DO THIS: Check each line of the data for "CHOWDENE" and select those that have it.

★ ★ ★ ★ ★

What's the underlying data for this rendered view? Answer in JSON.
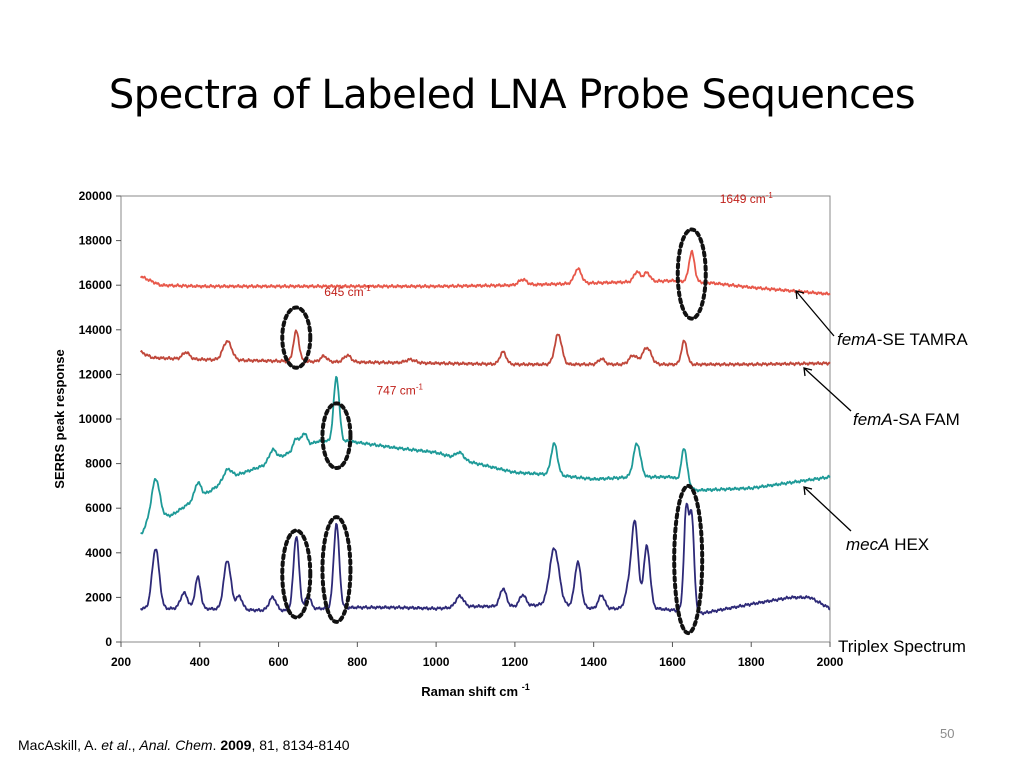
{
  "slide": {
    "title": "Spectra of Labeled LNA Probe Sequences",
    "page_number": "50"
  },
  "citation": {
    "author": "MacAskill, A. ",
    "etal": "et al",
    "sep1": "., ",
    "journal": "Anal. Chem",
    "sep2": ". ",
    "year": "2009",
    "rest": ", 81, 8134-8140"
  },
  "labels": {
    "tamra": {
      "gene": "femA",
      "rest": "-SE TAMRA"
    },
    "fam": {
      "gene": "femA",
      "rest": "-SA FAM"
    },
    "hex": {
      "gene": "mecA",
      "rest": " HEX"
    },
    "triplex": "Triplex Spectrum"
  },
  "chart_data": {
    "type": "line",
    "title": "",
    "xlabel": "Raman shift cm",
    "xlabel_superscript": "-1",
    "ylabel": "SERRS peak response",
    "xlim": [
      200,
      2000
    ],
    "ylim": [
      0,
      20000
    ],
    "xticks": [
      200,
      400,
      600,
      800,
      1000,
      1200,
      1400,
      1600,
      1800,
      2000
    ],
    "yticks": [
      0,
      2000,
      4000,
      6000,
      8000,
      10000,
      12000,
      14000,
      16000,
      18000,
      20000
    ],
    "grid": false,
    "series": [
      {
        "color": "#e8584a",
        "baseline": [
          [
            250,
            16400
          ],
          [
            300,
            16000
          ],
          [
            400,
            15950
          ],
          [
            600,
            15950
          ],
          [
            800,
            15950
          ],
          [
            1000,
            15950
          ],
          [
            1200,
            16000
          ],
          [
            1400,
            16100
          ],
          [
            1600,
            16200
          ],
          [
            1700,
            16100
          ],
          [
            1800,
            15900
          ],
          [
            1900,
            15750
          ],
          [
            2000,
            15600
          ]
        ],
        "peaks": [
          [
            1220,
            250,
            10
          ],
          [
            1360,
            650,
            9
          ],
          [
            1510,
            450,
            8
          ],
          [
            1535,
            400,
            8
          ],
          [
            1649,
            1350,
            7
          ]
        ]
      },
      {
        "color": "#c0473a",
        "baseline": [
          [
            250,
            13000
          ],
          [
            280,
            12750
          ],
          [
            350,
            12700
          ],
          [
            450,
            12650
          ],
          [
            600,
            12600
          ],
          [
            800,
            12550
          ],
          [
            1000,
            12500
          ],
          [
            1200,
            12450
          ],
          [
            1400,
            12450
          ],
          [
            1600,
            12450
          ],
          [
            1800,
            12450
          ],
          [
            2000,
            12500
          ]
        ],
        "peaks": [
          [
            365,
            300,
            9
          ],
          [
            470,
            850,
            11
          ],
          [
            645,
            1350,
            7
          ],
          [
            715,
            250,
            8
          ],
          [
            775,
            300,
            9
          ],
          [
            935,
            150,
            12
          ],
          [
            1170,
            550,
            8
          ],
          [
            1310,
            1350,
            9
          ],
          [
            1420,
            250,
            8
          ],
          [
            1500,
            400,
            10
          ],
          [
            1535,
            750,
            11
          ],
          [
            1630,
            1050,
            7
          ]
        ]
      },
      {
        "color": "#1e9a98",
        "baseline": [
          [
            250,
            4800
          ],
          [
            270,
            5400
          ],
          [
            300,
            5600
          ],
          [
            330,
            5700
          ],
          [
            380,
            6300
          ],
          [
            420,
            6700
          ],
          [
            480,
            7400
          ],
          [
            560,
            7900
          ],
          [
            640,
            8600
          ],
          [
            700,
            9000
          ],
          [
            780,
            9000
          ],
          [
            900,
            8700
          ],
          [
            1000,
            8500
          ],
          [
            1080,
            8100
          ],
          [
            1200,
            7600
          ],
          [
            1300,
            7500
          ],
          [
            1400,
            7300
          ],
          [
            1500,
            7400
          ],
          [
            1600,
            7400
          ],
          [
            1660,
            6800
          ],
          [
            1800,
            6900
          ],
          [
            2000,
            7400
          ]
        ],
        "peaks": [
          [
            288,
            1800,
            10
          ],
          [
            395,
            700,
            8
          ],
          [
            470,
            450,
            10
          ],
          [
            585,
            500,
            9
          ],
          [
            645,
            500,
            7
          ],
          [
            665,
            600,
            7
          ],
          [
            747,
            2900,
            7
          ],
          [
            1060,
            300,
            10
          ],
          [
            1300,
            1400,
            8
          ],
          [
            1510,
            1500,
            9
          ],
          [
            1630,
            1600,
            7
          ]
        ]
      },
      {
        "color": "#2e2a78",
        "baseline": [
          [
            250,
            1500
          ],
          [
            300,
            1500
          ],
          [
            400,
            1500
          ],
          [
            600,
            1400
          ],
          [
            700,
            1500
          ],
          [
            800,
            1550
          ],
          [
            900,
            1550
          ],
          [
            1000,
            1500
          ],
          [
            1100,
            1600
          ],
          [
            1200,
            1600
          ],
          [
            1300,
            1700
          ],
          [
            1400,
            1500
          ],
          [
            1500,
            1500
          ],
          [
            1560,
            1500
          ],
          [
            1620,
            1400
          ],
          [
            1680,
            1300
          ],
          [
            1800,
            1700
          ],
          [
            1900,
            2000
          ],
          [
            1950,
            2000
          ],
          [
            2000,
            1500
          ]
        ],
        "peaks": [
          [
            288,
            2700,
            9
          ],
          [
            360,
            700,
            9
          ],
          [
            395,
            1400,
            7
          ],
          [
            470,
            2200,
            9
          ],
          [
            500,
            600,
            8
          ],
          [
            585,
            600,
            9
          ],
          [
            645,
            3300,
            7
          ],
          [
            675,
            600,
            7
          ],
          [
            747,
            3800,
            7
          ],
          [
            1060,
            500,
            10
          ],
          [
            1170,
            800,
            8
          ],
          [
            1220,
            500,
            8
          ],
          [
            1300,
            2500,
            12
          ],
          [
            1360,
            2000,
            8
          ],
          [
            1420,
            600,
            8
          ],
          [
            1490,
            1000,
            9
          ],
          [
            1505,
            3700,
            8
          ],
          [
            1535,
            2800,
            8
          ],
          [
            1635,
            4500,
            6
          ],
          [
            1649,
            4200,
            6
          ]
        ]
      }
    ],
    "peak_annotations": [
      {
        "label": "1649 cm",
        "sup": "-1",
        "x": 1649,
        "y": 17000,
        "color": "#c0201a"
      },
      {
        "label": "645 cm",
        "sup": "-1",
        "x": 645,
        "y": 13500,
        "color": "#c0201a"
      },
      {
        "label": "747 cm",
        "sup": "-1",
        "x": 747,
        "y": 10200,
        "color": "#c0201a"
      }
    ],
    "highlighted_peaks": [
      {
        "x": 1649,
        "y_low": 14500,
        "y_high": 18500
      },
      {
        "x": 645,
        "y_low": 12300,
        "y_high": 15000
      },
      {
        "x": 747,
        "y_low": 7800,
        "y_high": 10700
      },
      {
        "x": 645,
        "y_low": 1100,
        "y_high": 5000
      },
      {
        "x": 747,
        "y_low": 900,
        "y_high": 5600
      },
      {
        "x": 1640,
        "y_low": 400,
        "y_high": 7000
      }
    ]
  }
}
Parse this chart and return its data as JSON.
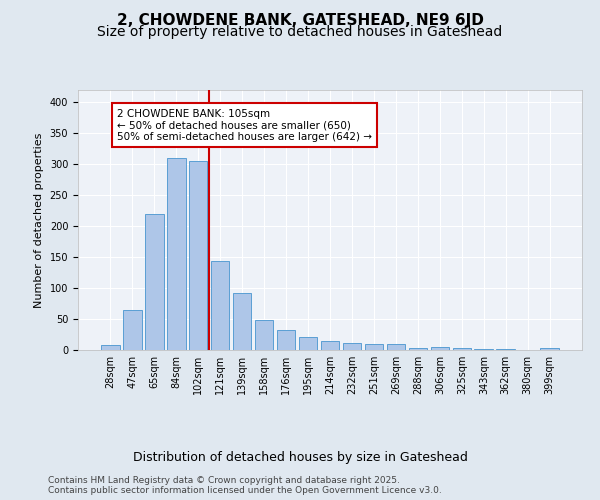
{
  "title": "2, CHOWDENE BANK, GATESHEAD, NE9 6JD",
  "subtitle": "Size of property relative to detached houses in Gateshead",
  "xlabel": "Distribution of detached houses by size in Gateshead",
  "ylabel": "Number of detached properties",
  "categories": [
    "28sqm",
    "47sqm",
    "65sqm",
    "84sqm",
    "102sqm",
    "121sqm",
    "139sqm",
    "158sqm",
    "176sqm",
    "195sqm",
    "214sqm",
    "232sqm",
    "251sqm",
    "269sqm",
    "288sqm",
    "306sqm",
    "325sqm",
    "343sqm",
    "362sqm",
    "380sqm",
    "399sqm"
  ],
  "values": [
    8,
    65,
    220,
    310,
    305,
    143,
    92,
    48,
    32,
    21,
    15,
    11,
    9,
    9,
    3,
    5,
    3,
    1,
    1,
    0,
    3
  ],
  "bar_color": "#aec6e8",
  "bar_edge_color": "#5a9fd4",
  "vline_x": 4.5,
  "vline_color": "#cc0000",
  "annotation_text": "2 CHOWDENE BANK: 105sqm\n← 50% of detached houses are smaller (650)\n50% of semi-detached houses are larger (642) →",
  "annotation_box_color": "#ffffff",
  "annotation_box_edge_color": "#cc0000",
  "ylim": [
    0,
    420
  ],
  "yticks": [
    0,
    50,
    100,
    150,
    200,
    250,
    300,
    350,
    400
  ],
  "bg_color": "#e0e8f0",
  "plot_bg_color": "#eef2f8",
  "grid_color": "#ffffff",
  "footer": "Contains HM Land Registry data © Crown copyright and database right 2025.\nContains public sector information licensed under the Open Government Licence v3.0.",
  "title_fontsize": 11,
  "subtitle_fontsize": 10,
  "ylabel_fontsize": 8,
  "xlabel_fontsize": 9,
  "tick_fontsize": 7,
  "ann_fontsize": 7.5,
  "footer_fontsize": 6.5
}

★ ★ ★ ★ ★

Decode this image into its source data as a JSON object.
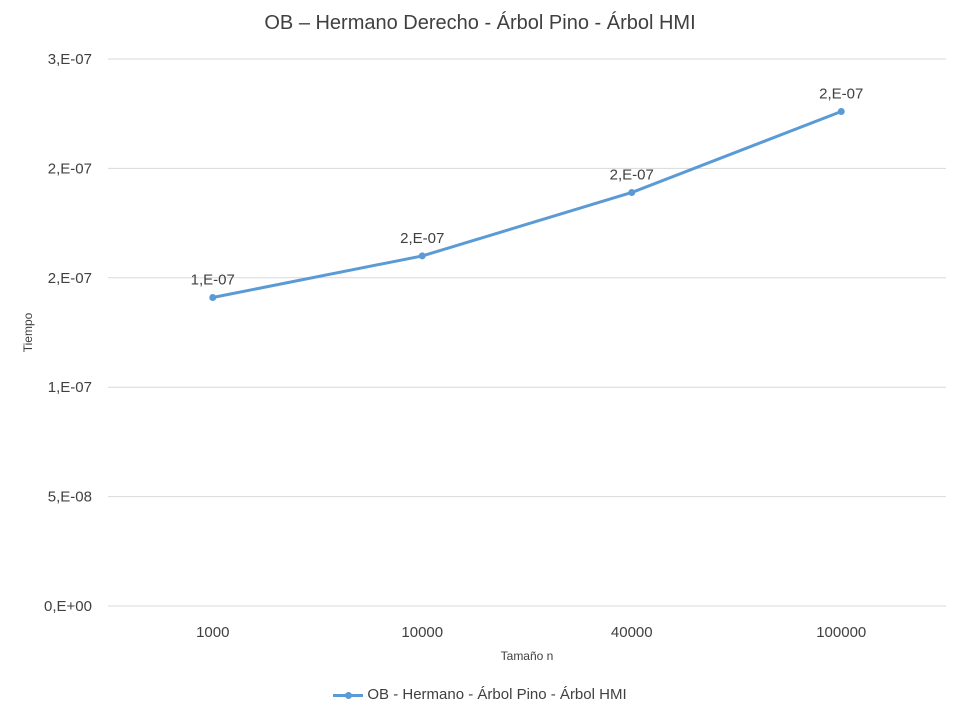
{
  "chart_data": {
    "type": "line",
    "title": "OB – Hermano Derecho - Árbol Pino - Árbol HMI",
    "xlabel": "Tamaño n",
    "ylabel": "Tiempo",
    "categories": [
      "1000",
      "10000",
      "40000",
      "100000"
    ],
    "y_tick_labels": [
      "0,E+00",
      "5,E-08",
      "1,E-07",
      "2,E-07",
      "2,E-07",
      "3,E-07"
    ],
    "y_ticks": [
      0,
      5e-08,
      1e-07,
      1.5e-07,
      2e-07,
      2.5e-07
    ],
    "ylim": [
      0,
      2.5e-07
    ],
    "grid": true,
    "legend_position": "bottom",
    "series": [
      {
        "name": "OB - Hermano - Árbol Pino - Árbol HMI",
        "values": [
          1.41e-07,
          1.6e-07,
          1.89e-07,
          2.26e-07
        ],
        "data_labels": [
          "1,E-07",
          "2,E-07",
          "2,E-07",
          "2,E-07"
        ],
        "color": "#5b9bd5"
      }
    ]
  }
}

★ ★ ★ ★ ★

RESULT FOR THIS EXERCISE:
  "title": "2, CHOWDENE BANK, GATESHEAD, NE9 6JD",
  "annotation_text": "2 CHOWDENE BANK: 105sqm\n← 50% of detached houses are smaller (650)\n50% of semi-detached houses are larger (642) →",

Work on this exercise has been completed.